■ **Try it**
Comb the records below for the string "RESULT" and copy each line where it turns up.

■ **Source data**
==============================
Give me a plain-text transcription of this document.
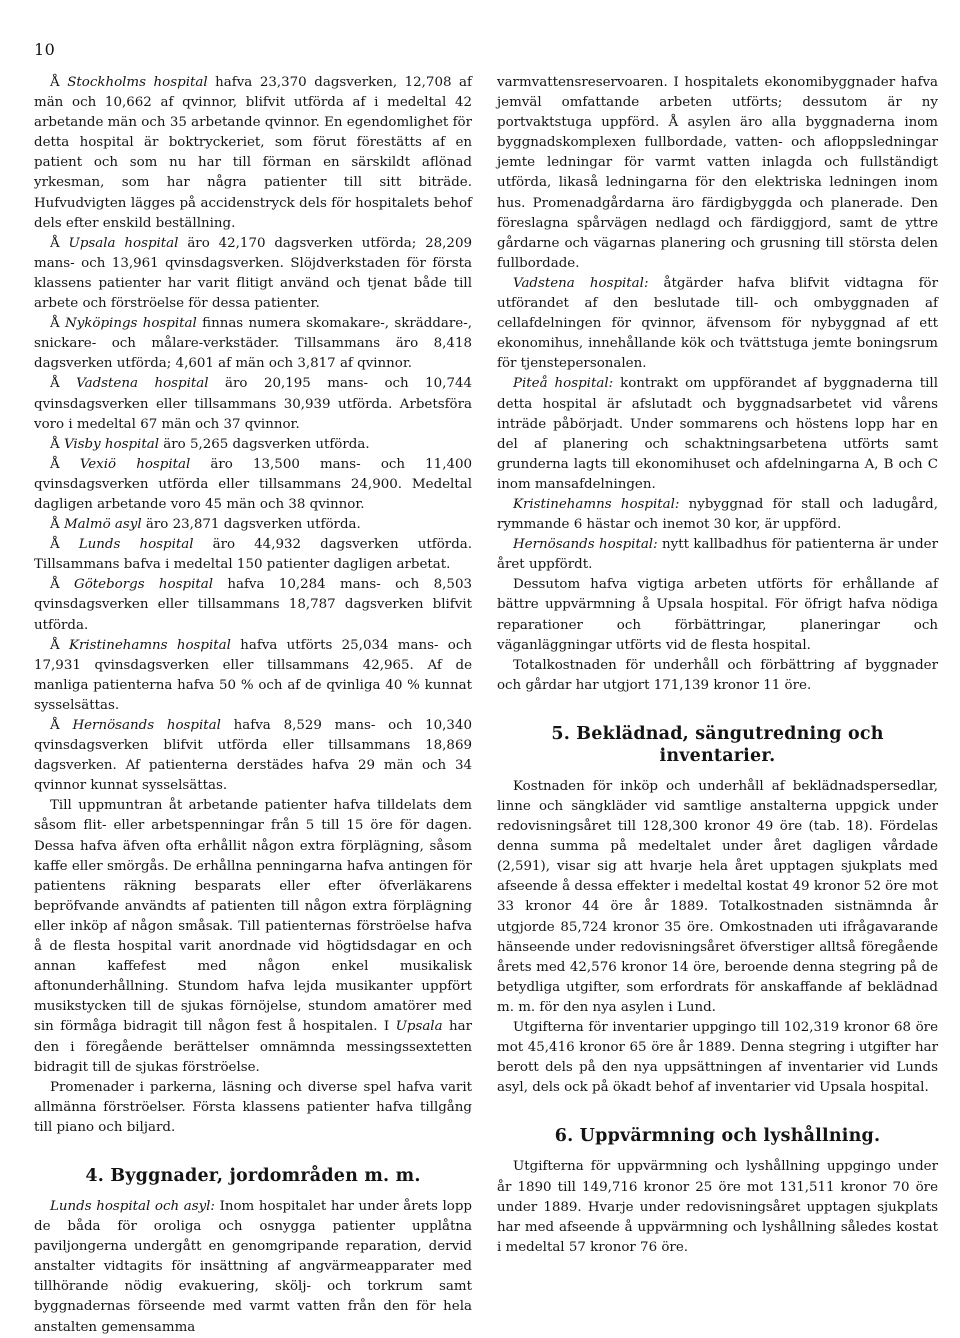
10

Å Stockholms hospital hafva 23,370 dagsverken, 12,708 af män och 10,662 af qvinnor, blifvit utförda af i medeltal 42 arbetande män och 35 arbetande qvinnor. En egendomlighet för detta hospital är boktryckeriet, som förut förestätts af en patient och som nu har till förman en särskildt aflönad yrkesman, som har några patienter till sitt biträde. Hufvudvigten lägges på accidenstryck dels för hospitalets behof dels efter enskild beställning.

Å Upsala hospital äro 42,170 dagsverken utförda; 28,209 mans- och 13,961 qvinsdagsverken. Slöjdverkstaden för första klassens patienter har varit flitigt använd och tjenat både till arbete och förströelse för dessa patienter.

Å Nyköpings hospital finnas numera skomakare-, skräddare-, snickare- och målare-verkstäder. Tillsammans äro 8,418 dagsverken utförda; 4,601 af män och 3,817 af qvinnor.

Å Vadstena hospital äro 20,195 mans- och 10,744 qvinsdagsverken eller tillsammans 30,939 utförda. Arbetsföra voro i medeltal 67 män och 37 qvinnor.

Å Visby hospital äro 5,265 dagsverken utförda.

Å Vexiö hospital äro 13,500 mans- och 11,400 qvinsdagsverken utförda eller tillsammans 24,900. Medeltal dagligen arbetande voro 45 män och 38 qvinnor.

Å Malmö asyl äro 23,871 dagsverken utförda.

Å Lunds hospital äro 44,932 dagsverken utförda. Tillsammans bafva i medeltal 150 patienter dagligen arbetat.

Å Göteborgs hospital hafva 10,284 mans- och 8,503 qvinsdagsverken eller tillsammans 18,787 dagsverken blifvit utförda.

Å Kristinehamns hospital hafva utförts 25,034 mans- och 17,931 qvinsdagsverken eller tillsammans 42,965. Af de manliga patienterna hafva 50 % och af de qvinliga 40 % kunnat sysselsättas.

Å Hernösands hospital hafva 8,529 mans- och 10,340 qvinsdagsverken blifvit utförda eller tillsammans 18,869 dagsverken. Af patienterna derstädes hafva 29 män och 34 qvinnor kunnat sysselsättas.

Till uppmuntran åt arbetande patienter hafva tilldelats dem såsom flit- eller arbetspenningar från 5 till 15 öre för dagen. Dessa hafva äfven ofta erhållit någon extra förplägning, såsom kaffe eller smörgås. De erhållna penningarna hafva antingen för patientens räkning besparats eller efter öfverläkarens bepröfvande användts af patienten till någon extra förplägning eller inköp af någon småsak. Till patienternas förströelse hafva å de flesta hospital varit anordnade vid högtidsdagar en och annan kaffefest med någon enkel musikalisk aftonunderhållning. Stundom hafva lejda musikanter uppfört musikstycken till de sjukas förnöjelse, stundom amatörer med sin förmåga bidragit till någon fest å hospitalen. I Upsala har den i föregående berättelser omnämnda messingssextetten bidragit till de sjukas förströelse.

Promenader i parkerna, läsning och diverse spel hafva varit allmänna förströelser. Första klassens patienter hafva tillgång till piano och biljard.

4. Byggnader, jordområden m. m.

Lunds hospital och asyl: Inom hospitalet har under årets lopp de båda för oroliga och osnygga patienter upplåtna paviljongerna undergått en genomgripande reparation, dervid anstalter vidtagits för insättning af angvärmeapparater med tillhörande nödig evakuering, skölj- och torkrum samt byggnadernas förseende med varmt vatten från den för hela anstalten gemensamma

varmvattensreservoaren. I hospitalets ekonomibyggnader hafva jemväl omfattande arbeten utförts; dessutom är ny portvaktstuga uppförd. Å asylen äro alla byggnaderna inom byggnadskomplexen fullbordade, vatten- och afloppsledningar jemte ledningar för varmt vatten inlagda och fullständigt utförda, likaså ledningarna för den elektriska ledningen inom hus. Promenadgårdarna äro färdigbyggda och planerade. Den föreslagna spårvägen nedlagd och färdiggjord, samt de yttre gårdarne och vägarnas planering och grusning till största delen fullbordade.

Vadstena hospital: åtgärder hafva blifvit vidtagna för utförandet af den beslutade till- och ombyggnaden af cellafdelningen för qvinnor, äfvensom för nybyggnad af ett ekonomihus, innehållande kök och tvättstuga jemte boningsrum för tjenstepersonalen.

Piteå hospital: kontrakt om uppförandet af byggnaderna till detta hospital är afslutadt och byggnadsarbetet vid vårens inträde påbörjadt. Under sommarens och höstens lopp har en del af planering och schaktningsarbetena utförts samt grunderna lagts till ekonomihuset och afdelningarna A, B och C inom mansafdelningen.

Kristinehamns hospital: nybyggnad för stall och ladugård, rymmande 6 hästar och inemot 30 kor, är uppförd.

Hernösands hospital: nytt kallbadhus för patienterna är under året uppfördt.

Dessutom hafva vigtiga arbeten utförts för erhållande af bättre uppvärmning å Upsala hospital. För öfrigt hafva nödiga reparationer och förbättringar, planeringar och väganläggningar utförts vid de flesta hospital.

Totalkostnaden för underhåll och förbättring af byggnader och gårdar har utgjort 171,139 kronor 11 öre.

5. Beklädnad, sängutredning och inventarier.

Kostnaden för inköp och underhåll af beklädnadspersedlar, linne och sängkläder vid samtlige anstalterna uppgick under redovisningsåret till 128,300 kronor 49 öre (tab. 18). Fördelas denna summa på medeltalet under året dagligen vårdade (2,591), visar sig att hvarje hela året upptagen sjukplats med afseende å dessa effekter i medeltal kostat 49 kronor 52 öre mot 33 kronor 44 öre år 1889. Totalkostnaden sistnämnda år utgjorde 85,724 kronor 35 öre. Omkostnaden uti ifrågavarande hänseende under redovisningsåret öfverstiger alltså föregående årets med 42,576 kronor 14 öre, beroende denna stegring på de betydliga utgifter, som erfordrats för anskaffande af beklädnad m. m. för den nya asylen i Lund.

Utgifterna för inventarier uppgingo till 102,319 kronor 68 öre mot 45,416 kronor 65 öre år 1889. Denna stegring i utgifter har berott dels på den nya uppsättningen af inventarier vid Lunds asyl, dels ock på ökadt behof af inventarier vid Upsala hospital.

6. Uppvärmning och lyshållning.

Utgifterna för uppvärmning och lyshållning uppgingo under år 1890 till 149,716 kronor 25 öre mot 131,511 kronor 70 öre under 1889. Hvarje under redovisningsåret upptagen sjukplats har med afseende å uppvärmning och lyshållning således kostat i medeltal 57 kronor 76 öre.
==============================
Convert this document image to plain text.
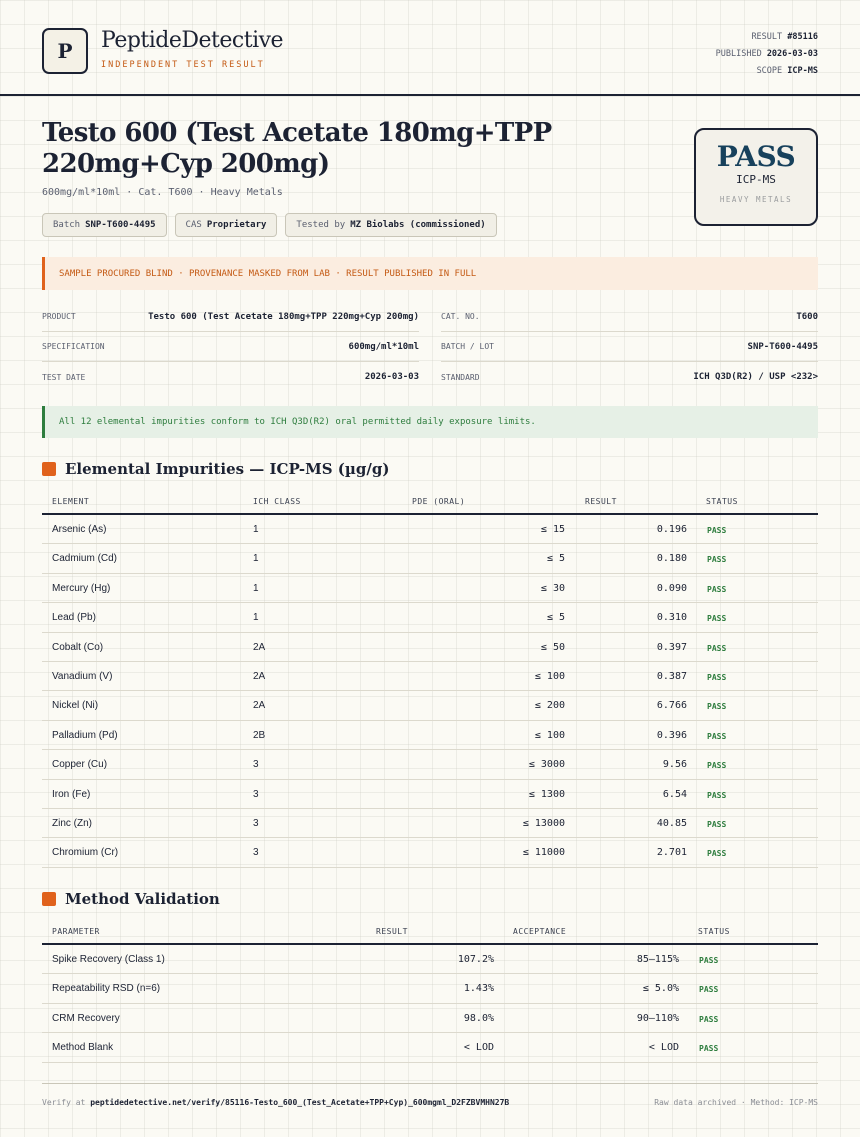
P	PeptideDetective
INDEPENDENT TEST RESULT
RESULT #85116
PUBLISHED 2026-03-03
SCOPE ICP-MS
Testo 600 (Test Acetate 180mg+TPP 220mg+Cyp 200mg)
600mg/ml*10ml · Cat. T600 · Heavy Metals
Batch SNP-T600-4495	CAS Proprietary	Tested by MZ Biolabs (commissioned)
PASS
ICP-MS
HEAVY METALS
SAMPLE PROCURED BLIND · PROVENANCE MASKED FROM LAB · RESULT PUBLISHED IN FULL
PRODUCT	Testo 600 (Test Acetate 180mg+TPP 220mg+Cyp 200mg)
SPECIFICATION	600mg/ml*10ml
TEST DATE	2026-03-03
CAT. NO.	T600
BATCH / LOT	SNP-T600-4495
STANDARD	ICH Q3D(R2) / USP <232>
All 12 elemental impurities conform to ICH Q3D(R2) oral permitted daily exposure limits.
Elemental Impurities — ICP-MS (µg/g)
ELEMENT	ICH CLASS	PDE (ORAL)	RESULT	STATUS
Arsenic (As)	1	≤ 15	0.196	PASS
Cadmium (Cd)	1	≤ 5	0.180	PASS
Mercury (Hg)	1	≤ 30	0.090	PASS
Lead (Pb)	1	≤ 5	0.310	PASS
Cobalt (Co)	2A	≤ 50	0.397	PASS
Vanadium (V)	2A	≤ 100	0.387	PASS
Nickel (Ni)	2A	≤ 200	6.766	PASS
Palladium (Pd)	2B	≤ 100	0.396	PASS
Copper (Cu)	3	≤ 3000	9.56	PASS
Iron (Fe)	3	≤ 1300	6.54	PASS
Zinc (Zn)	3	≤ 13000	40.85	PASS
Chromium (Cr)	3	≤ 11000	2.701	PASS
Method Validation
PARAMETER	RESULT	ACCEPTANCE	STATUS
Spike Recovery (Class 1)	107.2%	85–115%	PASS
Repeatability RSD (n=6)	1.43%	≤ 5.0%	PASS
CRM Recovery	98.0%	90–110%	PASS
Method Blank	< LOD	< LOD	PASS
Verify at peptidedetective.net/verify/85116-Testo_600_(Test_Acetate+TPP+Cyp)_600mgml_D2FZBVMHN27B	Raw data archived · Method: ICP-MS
==============================
■ **Answer to the problem**
INDEPENDENT TEST RESULT
RESULT #85116
SAMPLE PROCURED BLIND · PROVENANCE MASKED FROM LAB · RESULT PUBLISHED IN FULL
ELEMENT	ICH CLASS	PDE (ORAL)	RESULT	STATUS
PARAMETER	RESULT	ACCEPTANCE	STATUS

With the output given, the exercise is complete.